** PROBLEM STATEMENT **
Will you extract the entries word for word? Images should not appear in the copy.

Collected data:
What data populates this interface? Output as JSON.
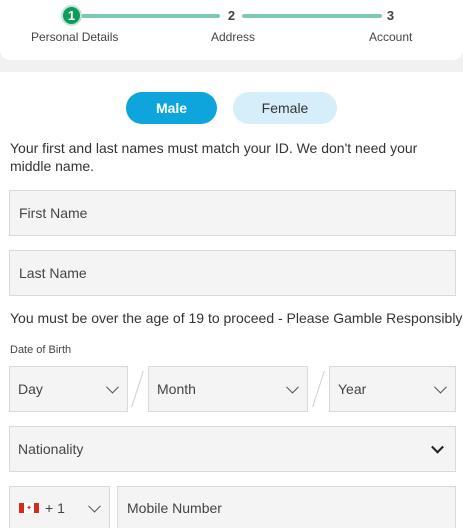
{
  "stepper": {
    "steps": [
      {
        "number": "1",
        "label": "Personal Details",
        "active": true
      },
      {
        "number": "2",
        "label": "Address",
        "active": false
      },
      {
        "number": "3",
        "label": "Account",
        "active": false
      }
    ],
    "colors": {
      "active": "#0e9b5c",
      "line": "#7ec8b4"
    }
  },
  "gender": {
    "male_label": "Male",
    "female_label": "Female",
    "selected": "Male",
    "colors": {
      "selected_bg": "#0ea5dd",
      "unselected_bg": "#d5eef9"
    }
  },
  "names_note": "Your first and last names must match your ID. We don't need your middle name.",
  "first_name": {
    "placeholder": "First Name",
    "value": ""
  },
  "last_name": {
    "placeholder": "Last Name",
    "value": ""
  },
  "age_note": "You must be over the age of 19 to proceed - Please Gamble Responsibly",
  "dob": {
    "label": "Date of Birth",
    "day": "Day",
    "month": "Month",
    "year": "Year"
  },
  "nationality": {
    "selected": "Nationality"
  },
  "phone": {
    "flag_icon": "canada-flag-icon",
    "country_code": "+ 1",
    "placeholder": "Mobile Number"
  }
}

** FINAL RESULT **
What data populates this interface? Output as JSON.
{
  "stepper": {
    "steps": [
      {
        "number": "1",
        "label": "Personal Details",
        "active": true
      },
      {
        "number": "2",
        "label": "Address",
        "active": false
      },
      {
        "number": "3",
        "label": "Account",
        "active": false
      }
    ],
    "colors": {
      "active": "#0e9b5c",
      "line": "#7ec8b4"
    }
  },
  "gender": {
    "male_label": "Male",
    "female_label": "Female",
    "selected": "Male",
    "colors": {
      "selected_bg": "#0ea5dd",
      "unselected_bg": "#d5eef9"
    }
  },
  "names_note": "Your first and last names must match your ID. We don't need your middle name.",
  "first_name": {
    "placeholder": "First Name",
    "value": ""
  },
  "last_name": {
    "placeholder": "Last Name",
    "value": ""
  },
  "age_note": "You must be over the age of 19 to proceed - Please Gamble Responsibly",
  "dob": {
    "label": "Date of Birth",
    "day": "Day",
    "month": "Month",
    "year": "Year"
  },
  "nationality": {
    "selected": "Nationality"
  },
  "phone": {
    "flag_icon": "canada-flag-icon",
    "country_code": "+ 1",
    "placeholder": "Mobile Number"
  }
}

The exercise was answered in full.